-- Start of MATERIAL SUPPLIED --
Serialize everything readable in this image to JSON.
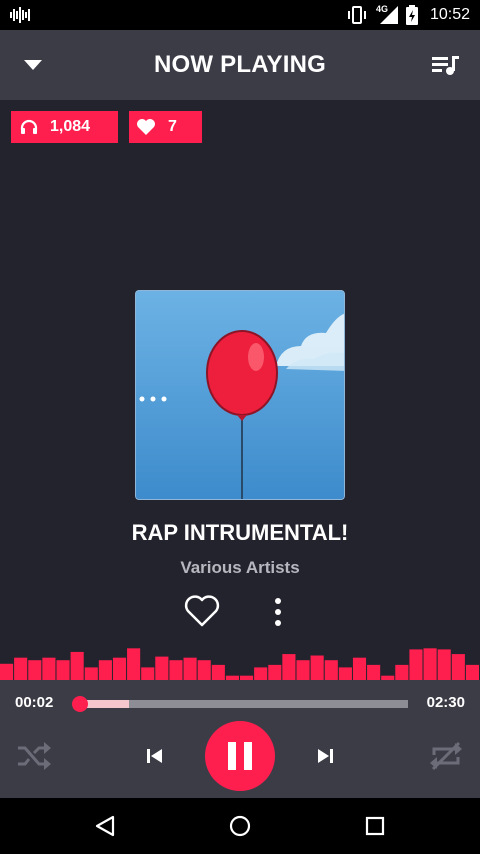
{
  "status_bar": {
    "time": "10:52",
    "network": "4G",
    "icons": [
      "soundwave-icon",
      "vibrate-icon",
      "signal-icon",
      "battery-icon"
    ]
  },
  "app_bar": {
    "title": "NOW PLAYING",
    "left_icon": "chevron-down-icon",
    "right_icon": "queue-music-icon"
  },
  "stats": {
    "listens": "1,084",
    "likes": "7"
  },
  "track": {
    "title": "RAP INTRUMENTAL!",
    "artist": "Various Artists"
  },
  "player": {
    "elapsed": "00:02",
    "total": "02:30",
    "progress_fraction": 0.013,
    "buffered_fraction": 0.16,
    "state": "playing"
  },
  "visualizer": {
    "levels": [
      0.45,
      0.62,
      0.55,
      0.62,
      0.55,
      0.78,
      0.35,
      0.55,
      0.62,
      0.88,
      0.35,
      0.65,
      0.55,
      0.62,
      0.55,
      0.42,
      0.12,
      0.12,
      0.35,
      0.42,
      0.72,
      0.55,
      0.68,
      0.55,
      0.35,
      0.62,
      0.42,
      0.12,
      0.42,
      0.85,
      0.88,
      0.85,
      0.72,
      0.42
    ]
  },
  "colors": {
    "accent": "#ff1f4f",
    "background": "#23232d",
    "panel": "#3c3c47",
    "muted_text": "#b7b7c0"
  }
}
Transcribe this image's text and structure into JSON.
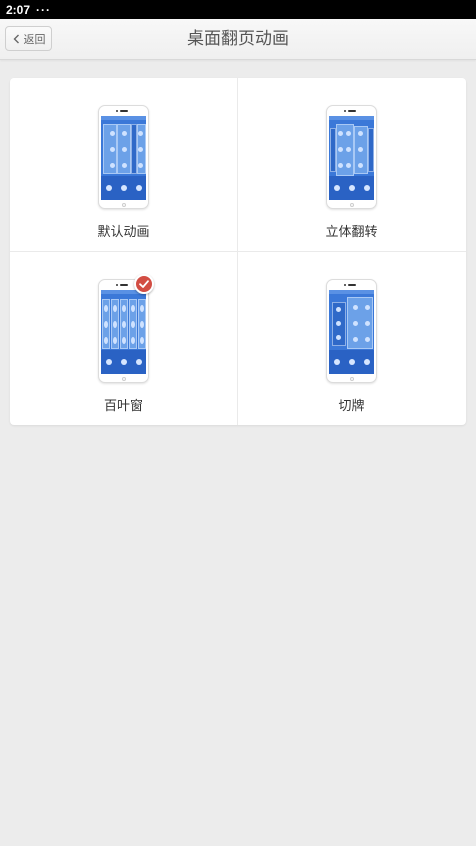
{
  "status_bar": {
    "time": "2:07",
    "dots": "···"
  },
  "header": {
    "back_label": "返回",
    "title": "桌面翻页动画"
  },
  "options": [
    {
      "label": "默认动画",
      "selected": false
    },
    {
      "label": "立体翻转",
      "selected": false
    },
    {
      "label": "百叶窗",
      "selected": true
    },
    {
      "label": "切牌",
      "selected": false
    }
  ],
  "colors": {
    "accent_check": "#d24d43",
    "screen_blue": "#3b78d8"
  },
  "icons": {
    "back": "chevron-left-icon",
    "selected": "checkmark-icon"
  }
}
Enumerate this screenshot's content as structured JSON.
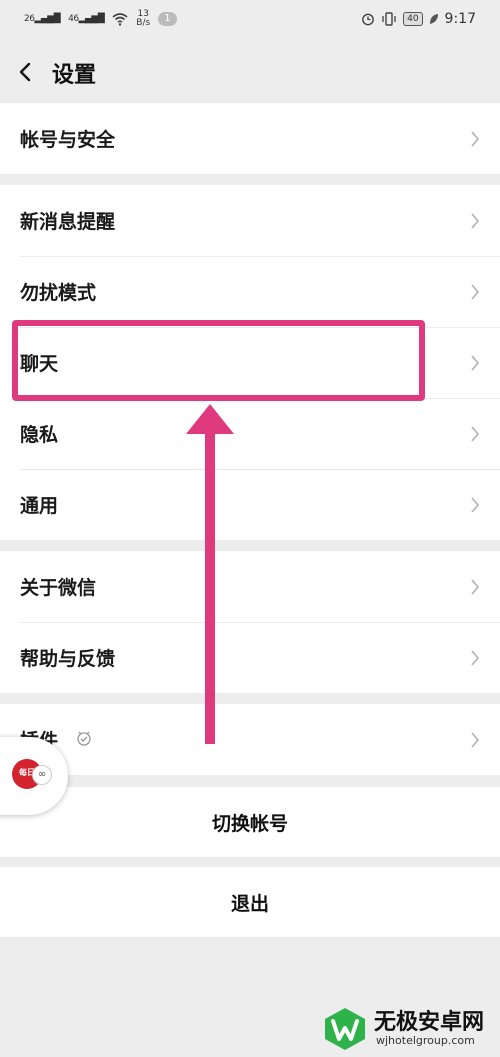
{
  "status_bar": {
    "signal_1": "26",
    "signal_2": "46",
    "speed_value": "13",
    "speed_unit": "B/s",
    "notification_count": "1",
    "battery": "40",
    "time": "9:17"
  },
  "header": {
    "title": "设置"
  },
  "settings": {
    "account_security": "帐号与安全",
    "new_message_alert": "新消息提醒",
    "do_not_disturb": "勿扰模式",
    "chat": "聊天",
    "privacy": "隐私",
    "general": "通用",
    "about_wechat": "关于微信",
    "help_feedback": "帮助与反馈",
    "plugins": "插件"
  },
  "actions": {
    "switch_account": "切换帐号",
    "logout": "退出"
  },
  "floating_widget": {
    "label": "每日"
  },
  "watermark": {
    "title": "无极安卓网",
    "url": "wjhotelgroup.com"
  },
  "colors": {
    "highlight": "#e03a7f",
    "background": "#ededed",
    "watermark_green": "#2db34a"
  }
}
-- End of MATERIAL SUPPLIED --
DESCRIPTION OF THE TASK =
Return every line of the records exactly as given, pictures excluded.

THE ANSWER =
Serialize everything readable in this image to JSON.
{
  "status_bar": {
    "time": "10:52",
    "network": "4G",
    "icons": [
      "soundwave-icon",
      "vibrate-icon",
      "signal-icon",
      "battery-icon"
    ]
  },
  "app_bar": {
    "title": "NOW PLAYING",
    "left_icon": "chevron-down-icon",
    "right_icon": "queue-music-icon"
  },
  "stats": {
    "listens": "1,084",
    "likes": "7"
  },
  "track": {
    "title": "RAP INTRUMENTAL!",
    "artist": "Various Artists"
  },
  "player": {
    "elapsed": "00:02",
    "total": "02:30",
    "progress_fraction": 0.013,
    "buffered_fraction": 0.16,
    "state": "playing"
  },
  "visualizer": {
    "levels": [
      0.45,
      0.62,
      0.55,
      0.62,
      0.55,
      0.78,
      0.35,
      0.55,
      0.62,
      0.88,
      0.35,
      0.65,
      0.55,
      0.62,
      0.55,
      0.42,
      0.12,
      0.12,
      0.35,
      0.42,
      0.72,
      0.55,
      0.68,
      0.55,
      0.35,
      0.62,
      0.42,
      0.12,
      0.42,
      0.85,
      0.88,
      0.85,
      0.72,
      0.42
    ]
  },
  "colors": {
    "accent": "#ff1f4f",
    "background": "#23232d",
    "panel": "#3c3c47",
    "muted_text": "#b7b7c0"
  }
}
Transcribe this image's text and structure into JSON.
{
  "status_bar": {
    "time": "2:07",
    "dots": "···"
  },
  "header": {
    "back_label": "返回",
    "title": "桌面翻页动画"
  },
  "options": [
    {
      "label": "默认动画",
      "selected": false
    },
    {
      "label": "立体翻转",
      "selected": false
    },
    {
      "label": "百叶窗",
      "selected": true
    },
    {
      "label": "切牌",
      "selected": false
    }
  ],
  "colors": {
    "accent_check": "#d24d43",
    "screen_blue": "#3b78d8"
  },
  "icons": {
    "back": "chevron-left-icon",
    "selected": "checkmark-icon"
  }
}
Enumerate this screenshot's content as structured JSON.
{
  "status_bar": {
    "signal_1": "26",
    "signal_2": "46",
    "speed_value": "13",
    "speed_unit": "B/s",
    "notification_count": "1",
    "battery": "40",
    "time": "9:17"
  },
  "header": {
    "title": "设置"
  },
  "settings": {
    "account_security": "帐号与安全",
    "new_message_alert": "新消息提醒",
    "do_not_disturb": "勿扰模式",
    "chat": "聊天",
    "privacy": "隐私",
    "general": "通用",
    "about_wechat": "关于微信",
    "help_feedback": "帮助与反馈",
    "plugins": "插件"
  },
  "actions": {
    "switch_account": "切换帐号",
    "logout": "退出"
  },
  "floating_widget": {
    "label": "每日"
  },
  "watermark": {
    "title": "无极安卓网",
    "url": "wjhotelgroup.com"
  },
  "colors": {
    "highlight": "#e03a7f",
    "background": "#ededed",
    "watermark_green": "#2db34a"
  }
}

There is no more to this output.